Work to be completed:
Nothing should be left out: output all of the entries exactly.
— START OF Material supplied —
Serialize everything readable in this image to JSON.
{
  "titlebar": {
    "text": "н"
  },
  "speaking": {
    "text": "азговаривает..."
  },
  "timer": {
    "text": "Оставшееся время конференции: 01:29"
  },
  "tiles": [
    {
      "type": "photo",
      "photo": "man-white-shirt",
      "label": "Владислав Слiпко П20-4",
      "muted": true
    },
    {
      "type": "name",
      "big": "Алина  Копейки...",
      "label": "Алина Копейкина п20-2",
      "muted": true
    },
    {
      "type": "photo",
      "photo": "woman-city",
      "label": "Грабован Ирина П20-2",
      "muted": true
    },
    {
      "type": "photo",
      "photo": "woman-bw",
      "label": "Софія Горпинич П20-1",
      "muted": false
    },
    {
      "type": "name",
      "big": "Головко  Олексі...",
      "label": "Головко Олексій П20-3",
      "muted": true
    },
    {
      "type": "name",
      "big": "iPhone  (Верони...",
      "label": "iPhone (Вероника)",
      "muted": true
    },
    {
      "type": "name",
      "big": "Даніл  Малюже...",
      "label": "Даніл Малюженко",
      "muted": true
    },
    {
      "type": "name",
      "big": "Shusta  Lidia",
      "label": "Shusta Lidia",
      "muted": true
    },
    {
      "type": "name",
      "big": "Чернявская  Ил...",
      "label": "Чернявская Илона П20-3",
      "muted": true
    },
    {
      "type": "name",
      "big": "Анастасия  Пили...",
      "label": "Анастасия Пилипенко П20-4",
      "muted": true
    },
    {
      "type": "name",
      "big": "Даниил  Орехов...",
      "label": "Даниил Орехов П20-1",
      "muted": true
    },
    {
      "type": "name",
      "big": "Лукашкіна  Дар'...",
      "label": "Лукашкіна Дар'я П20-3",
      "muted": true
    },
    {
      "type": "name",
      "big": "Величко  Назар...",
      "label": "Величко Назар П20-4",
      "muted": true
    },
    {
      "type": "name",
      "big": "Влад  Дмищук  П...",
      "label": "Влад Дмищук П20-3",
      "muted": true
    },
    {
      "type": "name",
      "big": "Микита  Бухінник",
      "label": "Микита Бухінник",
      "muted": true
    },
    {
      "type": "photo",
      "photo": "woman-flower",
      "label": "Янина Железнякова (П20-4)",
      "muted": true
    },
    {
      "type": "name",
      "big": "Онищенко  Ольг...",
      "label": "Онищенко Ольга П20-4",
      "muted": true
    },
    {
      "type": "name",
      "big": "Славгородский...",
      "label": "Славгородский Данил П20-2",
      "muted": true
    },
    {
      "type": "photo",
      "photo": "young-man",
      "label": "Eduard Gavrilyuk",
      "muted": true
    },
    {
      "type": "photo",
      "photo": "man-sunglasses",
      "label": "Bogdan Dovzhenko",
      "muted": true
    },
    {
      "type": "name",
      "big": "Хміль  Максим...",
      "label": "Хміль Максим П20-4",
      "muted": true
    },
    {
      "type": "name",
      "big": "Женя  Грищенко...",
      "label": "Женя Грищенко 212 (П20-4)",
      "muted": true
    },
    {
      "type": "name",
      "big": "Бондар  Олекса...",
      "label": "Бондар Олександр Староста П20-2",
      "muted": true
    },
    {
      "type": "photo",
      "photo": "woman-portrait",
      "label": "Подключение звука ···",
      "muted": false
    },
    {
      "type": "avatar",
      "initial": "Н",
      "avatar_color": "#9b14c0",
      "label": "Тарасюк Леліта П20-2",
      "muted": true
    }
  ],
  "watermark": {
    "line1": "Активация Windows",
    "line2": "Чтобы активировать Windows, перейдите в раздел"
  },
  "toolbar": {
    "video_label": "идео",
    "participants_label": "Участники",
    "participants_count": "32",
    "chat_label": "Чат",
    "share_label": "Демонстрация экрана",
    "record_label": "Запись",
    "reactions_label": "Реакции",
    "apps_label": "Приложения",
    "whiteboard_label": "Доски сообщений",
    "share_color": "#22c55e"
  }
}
— END OF Material supplied —
Response to this exercise:
Serialize everything readable in this image to JSON.
{
  "titlebar": {
    "text": "н"
  },
  "speaking": {
    "text": "азговаривает..."
  },
  "timer": {
    "text": "Оставшееся время конференции: 01:29"
  },
  "tiles": [
    {
      "type": "photo",
      "photo": "man-white-shirt",
      "label": "Владислав Слiпко П20-4",
      "muted": true
    },
    {
      "type": "name",
      "big": "Алина  Копейки...",
      "label": "Алина Копейкина п20-2",
      "muted": true
    },
    {
      "type": "photo",
      "photo": "woman-city",
      "label": "Грабован Ирина П20-2",
      "muted": true
    },
    {
      "type": "photo",
      "photo": "woman-bw",
      "label": "Софія Горпинич П20-1",
      "muted": false
    },
    {
      "type": "name",
      "big": "Головко  Олексі...",
      "label": "Головко Олексій П20-3",
      "muted": true
    },
    {
      "type": "name",
      "big": "iPhone  (Верони...",
      "label": "iPhone (Вероника)",
      "muted": true
    },
    {
      "type": "name",
      "big": "Даніл  Малюже...",
      "label": "Даніл Малюженко",
      "muted": true
    },
    {
      "type": "name",
      "big": "Shusta  Lidia",
      "label": "Shusta Lidia",
      "muted": true
    },
    {
      "type": "name",
      "big": "Чернявская  Ил...",
      "label": "Чернявская Илона П20-3",
      "muted": true
    },
    {
      "type": "name",
      "big": "Анастасия  Пили...",
      "label": "Анастасия Пилипенко П20-4",
      "muted": true
    },
    {
      "type": "name",
      "big": "Даниил  Орехов...",
      "label": "Даниил Орехов П20-1",
      "muted": true
    },
    {
      "type": "name",
      "big": "Лукашкіна  Дар'...",
      "label": "Лукашкіна Дар'я П20-3",
      "muted": true
    },
    {
      "type": "name",
      "big": "Величко  Назар...",
      "label": "Величко Назар П20-4",
      "muted": true
    },
    {
      "type": "name",
      "big": "Влад  Дмищук  П...",
      "label": "Влад Дмищук П20-3",
      "muted": true
    },
    {
      "type": "name",
      "big": "Микита  Бухінник",
      "label": "Микита Бухінник",
      "muted": true
    },
    {
      "type": "photo",
      "photo": "woman-flower",
      "label": "Янина Железнякова (П20-4)",
      "muted": true
    },
    {
      "type": "name",
      "big": "Онищенко  Ольг...",
      "label": "Онищенко Ольга П20-4",
      "muted": true
    },
    {
      "type": "name",
      "big": "Славгородский...",
      "label": "Славгородский Данил П20-2",
      "muted": true
    },
    {
      "type": "photo",
      "photo": "young-man",
      "label": "Eduard Gavrilyuk",
      "muted": true
    },
    {
      "type": "photo",
      "photo": "man-sunglasses",
      "label": "Bogdan Dovzhenko",
      "muted": true
    },
    {
      "type": "name",
      "big": "Хміль  Максим...",
      "label": "Хміль Максим П20-4",
      "muted": true
    },
    {
      "type": "name",
      "big": "Женя  Грищенко...",
      "label": "Женя Грищенко 212 (П20-4)",
      "muted": true
    },
    {
      "type": "name",
      "big": "Бондар  Олекса...",
      "label": "Бондар Олександр Староста П20-2",
      "muted": true
    },
    {
      "type": "photo",
      "photo": "woman-portrait",
      "label": "Подключение звука ···",
      "muted": false
    },
    {
      "type": "avatar",
      "initial": "Н",
      "avatar_color": "#9b14c0",
      "label": "Тарасюк Леліта П20-2",
      "muted": true
    }
  ],
  "watermark": {
    "line1": "Активация Windows",
    "line2": "Чтобы активировать Windows, перейдите в раздел"
  },
  "toolbar": {
    "video_label": "идео",
    "participants_label": "Участники",
    "participants_count": "32",
    "chat_label": "Чат",
    "share_label": "Демонстрация экрана",
    "record_label": "Запись",
    "reactions_label": "Реакции",
    "apps_label": "Приложения",
    "whiteboard_label": "Доски сообщений",
    "share_color": "#22c55e"
  }
}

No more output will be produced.